- [Challenge]: Retype the whole listing verbatim and keep the pictures out of it.

━━━━━━

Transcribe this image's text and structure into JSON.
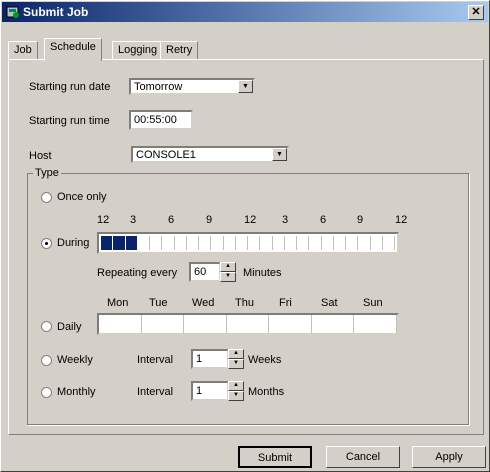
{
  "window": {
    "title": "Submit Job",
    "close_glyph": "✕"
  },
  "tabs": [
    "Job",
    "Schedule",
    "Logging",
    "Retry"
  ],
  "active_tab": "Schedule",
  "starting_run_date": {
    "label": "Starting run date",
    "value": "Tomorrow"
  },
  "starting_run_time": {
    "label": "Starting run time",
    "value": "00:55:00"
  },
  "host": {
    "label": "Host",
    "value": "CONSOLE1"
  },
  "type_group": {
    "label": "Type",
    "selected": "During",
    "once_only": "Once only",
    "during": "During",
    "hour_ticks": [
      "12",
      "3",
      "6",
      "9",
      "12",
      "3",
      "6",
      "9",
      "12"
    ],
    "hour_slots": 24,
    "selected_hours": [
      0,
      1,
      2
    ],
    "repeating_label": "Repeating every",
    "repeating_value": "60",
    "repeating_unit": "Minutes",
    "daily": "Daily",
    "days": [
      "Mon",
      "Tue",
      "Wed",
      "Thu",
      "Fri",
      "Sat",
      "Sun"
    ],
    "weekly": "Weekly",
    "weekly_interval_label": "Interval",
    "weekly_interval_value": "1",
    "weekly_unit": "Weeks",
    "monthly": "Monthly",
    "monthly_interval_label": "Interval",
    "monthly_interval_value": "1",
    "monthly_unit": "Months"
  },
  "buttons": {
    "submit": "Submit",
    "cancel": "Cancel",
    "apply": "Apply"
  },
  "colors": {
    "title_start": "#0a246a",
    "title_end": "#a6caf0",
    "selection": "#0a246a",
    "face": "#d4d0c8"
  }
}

━━━━━━

- [Finished answer]:
Transcribe this image's text and structure into JSON.
{
  "window": {
    "title": "Submit Job",
    "close_glyph": "✕"
  },
  "tabs": [
    "Job",
    "Schedule",
    "Logging",
    "Retry"
  ],
  "active_tab": "Schedule",
  "starting_run_date": {
    "label": "Starting run date",
    "value": "Tomorrow"
  },
  "starting_run_time": {
    "label": "Starting run time",
    "value": "00:55:00"
  },
  "host": {
    "label": "Host",
    "value": "CONSOLE1"
  },
  "type_group": {
    "label": "Type",
    "selected": "During",
    "once_only": "Once only",
    "during": "During",
    "hour_ticks": [
      "12",
      "3",
      "6",
      "9",
      "12",
      "3",
      "6",
      "9",
      "12"
    ],
    "hour_slots": 24,
    "selected_hours": [
      0,
      1,
      2
    ],
    "repeating_label": "Repeating every",
    "repeating_value": "60",
    "repeating_unit": "Minutes",
    "daily": "Daily",
    "days": [
      "Mon",
      "Tue",
      "Wed",
      "Thu",
      "Fri",
      "Sat",
      "Sun"
    ],
    "weekly": "Weekly",
    "weekly_interval_label": "Interval",
    "weekly_interval_value": "1",
    "weekly_unit": "Weeks",
    "monthly": "Monthly",
    "monthly_interval_label": "Interval",
    "monthly_interval_value": "1",
    "monthly_unit": "Months"
  },
  "buttons": {
    "submit": "Submit",
    "cancel": "Cancel",
    "apply": "Apply"
  },
  "colors": {
    "title_start": "#0a246a",
    "title_end": "#a6caf0",
    "selection": "#0a246a",
    "face": "#d4d0c8"
  }
}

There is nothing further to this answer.